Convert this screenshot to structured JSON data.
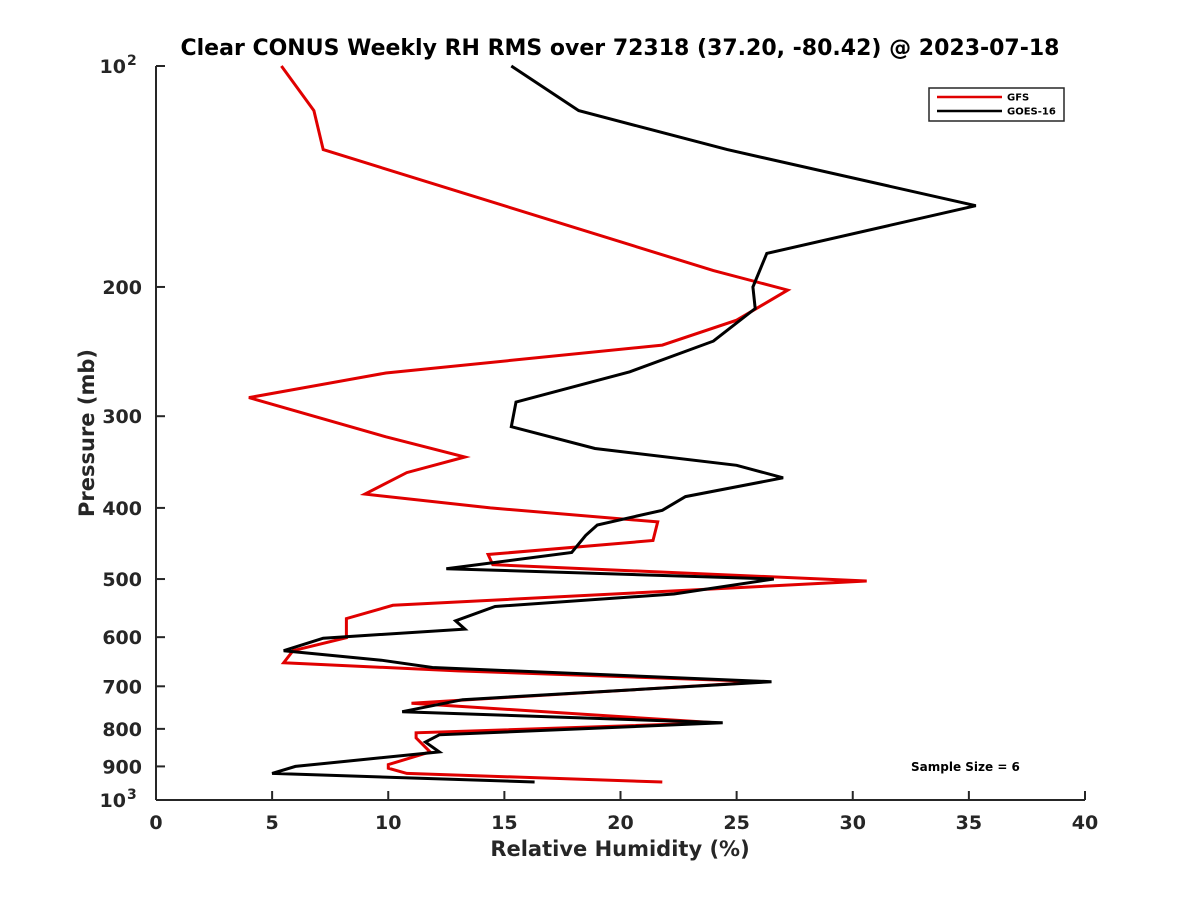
{
  "chart_data": {
    "type": "line",
    "title": "Clear CONUS Weekly RH RMS over 72318 (37.20, -80.42) @ 2023-07-18",
    "xlabel": "Relative Humidity (%)",
    "ylabel": "Pressure (mb)",
    "xlim": [
      0,
      40
    ],
    "ylim": [
      100,
      1000
    ],
    "y_scale": "log",
    "y_reversed": true,
    "x_ticks": [
      "0",
      "5",
      "10",
      "15",
      "20",
      "25",
      "30",
      "35",
      "40"
    ],
    "y_ticks": [
      {
        "value": 100,
        "base": "10",
        "exp": "2"
      },
      {
        "value": 200,
        "label": "200"
      },
      {
        "value": 300,
        "label": "300"
      },
      {
        "value": 400,
        "label": "400"
      },
      {
        "value": 500,
        "label": "500"
      },
      {
        "value": 600,
        "label": "600"
      },
      {
        "value": 700,
        "label": "700"
      },
      {
        "value": 800,
        "label": "800"
      },
      {
        "value": 900,
        "label": "900"
      },
      {
        "value": 1000,
        "base": "10",
        "exp": "3"
      }
    ],
    "grid": false,
    "legend_position": "top-right",
    "annotation": "Sample Size = 6",
    "series": [
      {
        "name": "GFS",
        "color": "#e00000",
        "points": [
          [
            5.4,
            100
          ],
          [
            6.8,
            115
          ],
          [
            7.2,
            130
          ],
          [
            24.0,
            190
          ],
          [
            27.2,
            202
          ],
          [
            25.0,
            222
          ],
          [
            21.8,
            240
          ],
          [
            9.9,
            262
          ],
          [
            4.0,
            283
          ],
          [
            9.9,
            320
          ],
          [
            13.3,
            341
          ],
          [
            10.8,
            358
          ],
          [
            9.0,
            383
          ],
          [
            14.4,
            400
          ],
          [
            21.6,
            418
          ],
          [
            21.4,
            443
          ],
          [
            14.3,
            463
          ],
          [
            14.5,
            478
          ],
          [
            30.6,
            503
          ],
          [
            10.2,
            543
          ],
          [
            8.2,
            566
          ],
          [
            8.2,
            601
          ],
          [
            5.9,
            626
          ],
          [
            5.5,
            650
          ],
          [
            13.0,
            667
          ],
          [
            26.3,
            690
          ],
          [
            11.0,
            738
          ],
          [
            24.1,
            785
          ],
          [
            11.2,
            810
          ],
          [
            11.2,
            823
          ],
          [
            11.8,
            860
          ],
          [
            10.0,
            895
          ],
          [
            10.0,
            905
          ],
          [
            10.8,
            920
          ],
          [
            21.8,
            945
          ]
        ]
      },
      {
        "name": "GOES-16",
        "color": "#000000",
        "points": [
          [
            15.3,
            100
          ],
          [
            18.2,
            115
          ],
          [
            24.6,
            130
          ],
          [
            35.3,
            155
          ],
          [
            26.3,
            180
          ],
          [
            25.7,
            200
          ],
          [
            25.8,
            214
          ],
          [
            24.0,
            237
          ],
          [
            20.4,
            261
          ],
          [
            15.5,
            287
          ],
          [
            15.3,
            310
          ],
          [
            18.9,
            332
          ],
          [
            25.0,
            350
          ],
          [
            27.0,
            364
          ],
          [
            22.8,
            386
          ],
          [
            21.8,
            403
          ],
          [
            19.0,
            422
          ],
          [
            18.5,
            436
          ],
          [
            17.9,
            460
          ],
          [
            12.5,
            484
          ],
          [
            26.6,
            500
          ],
          [
            22.3,
            524
          ],
          [
            14.6,
            545
          ],
          [
            12.9,
            570
          ],
          [
            13.3,
            585
          ],
          [
            7.2,
            602
          ],
          [
            5.5,
            626
          ],
          [
            9.7,
            645
          ],
          [
            11.9,
            660
          ],
          [
            26.5,
            690
          ],
          [
            13.2,
            730
          ],
          [
            10.6,
            758
          ],
          [
            24.4,
            785
          ],
          [
            12.2,
            815
          ],
          [
            11.6,
            834
          ],
          [
            12.2,
            860
          ],
          [
            6.0,
            900
          ],
          [
            5.0,
            920
          ],
          [
            16.3,
            945
          ]
        ]
      }
    ]
  }
}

■ ■ ■ ■ ■

### What is required
Keep the pictures out of the copy and write out the data exactly as it stands.

### Final result
Convert this screenshot to structured JSON data.
{
  "chart_data": {
    "type": "line",
    "title": "Clear CONUS Weekly RH RMS over 72318 (37.20, -80.42) @ 2023-07-18",
    "xlabel": "Relative Humidity (%)",
    "ylabel": "Pressure (mb)",
    "xlim": [
      0,
      40
    ],
    "ylim": [
      100,
      1000
    ],
    "y_scale": "log",
    "y_reversed": true,
    "x_ticks": [
      "0",
      "5",
      "10",
      "15",
      "20",
      "25",
      "30",
      "35",
      "40"
    ],
    "y_ticks": [
      {
        "value": 100,
        "base": "10",
        "exp": "2"
      },
      {
        "value": 200,
        "label": "200"
      },
      {
        "value": 300,
        "label": "300"
      },
      {
        "value": 400,
        "label": "400"
      },
      {
        "value": 500,
        "label": "500"
      },
      {
        "value": 600,
        "label": "600"
      },
      {
        "value": 700,
        "label": "700"
      },
      {
        "value": 800,
        "label": "800"
      },
      {
        "value": 900,
        "label": "900"
      },
      {
        "value": 1000,
        "base": "10",
        "exp": "3"
      }
    ],
    "grid": false,
    "legend_position": "top-right",
    "annotation": "Sample Size = 6",
    "series": [
      {
        "name": "GFS",
        "color": "#e00000",
        "points": [
          [
            5.4,
            100
          ],
          [
            6.8,
            115
          ],
          [
            7.2,
            130
          ],
          [
            24.0,
            190
          ],
          [
            27.2,
            202
          ],
          [
            25.0,
            222
          ],
          [
            21.8,
            240
          ],
          [
            9.9,
            262
          ],
          [
            4.0,
            283
          ],
          [
            9.9,
            320
          ],
          [
            13.3,
            341
          ],
          [
            10.8,
            358
          ],
          [
            9.0,
            383
          ],
          [
            14.4,
            400
          ],
          [
            21.6,
            418
          ],
          [
            21.4,
            443
          ],
          [
            14.3,
            463
          ],
          [
            14.5,
            478
          ],
          [
            30.6,
            503
          ],
          [
            10.2,
            543
          ],
          [
            8.2,
            566
          ],
          [
            8.2,
            601
          ],
          [
            5.9,
            626
          ],
          [
            5.5,
            650
          ],
          [
            13.0,
            667
          ],
          [
            26.3,
            690
          ],
          [
            11.0,
            738
          ],
          [
            24.1,
            785
          ],
          [
            11.2,
            810
          ],
          [
            11.2,
            823
          ],
          [
            11.8,
            860
          ],
          [
            10.0,
            895
          ],
          [
            10.0,
            905
          ],
          [
            10.8,
            920
          ],
          [
            21.8,
            945
          ]
        ]
      },
      {
        "name": "GOES-16",
        "color": "#000000",
        "points": [
          [
            15.3,
            100
          ],
          [
            18.2,
            115
          ],
          [
            24.6,
            130
          ],
          [
            35.3,
            155
          ],
          [
            26.3,
            180
          ],
          [
            25.7,
            200
          ],
          [
            25.8,
            214
          ],
          [
            24.0,
            237
          ],
          [
            20.4,
            261
          ],
          [
            15.5,
            287
          ],
          [
            15.3,
            310
          ],
          [
            18.9,
            332
          ],
          [
            25.0,
            350
          ],
          [
            27.0,
            364
          ],
          [
            22.8,
            386
          ],
          [
            21.8,
            403
          ],
          [
            19.0,
            422
          ],
          [
            18.5,
            436
          ],
          [
            17.9,
            460
          ],
          [
            12.5,
            484
          ],
          [
            26.6,
            500
          ],
          [
            22.3,
            524
          ],
          [
            14.6,
            545
          ],
          [
            12.9,
            570
          ],
          [
            13.3,
            585
          ],
          [
            7.2,
            602
          ],
          [
            5.5,
            626
          ],
          [
            9.7,
            645
          ],
          [
            11.9,
            660
          ],
          [
            26.5,
            690
          ],
          [
            13.2,
            730
          ],
          [
            10.6,
            758
          ],
          [
            24.4,
            785
          ],
          [
            12.2,
            815
          ],
          [
            11.6,
            834
          ],
          [
            12.2,
            860
          ],
          [
            6.0,
            900
          ],
          [
            5.0,
            920
          ],
          [
            16.3,
            945
          ]
        ]
      }
    ]
  }
}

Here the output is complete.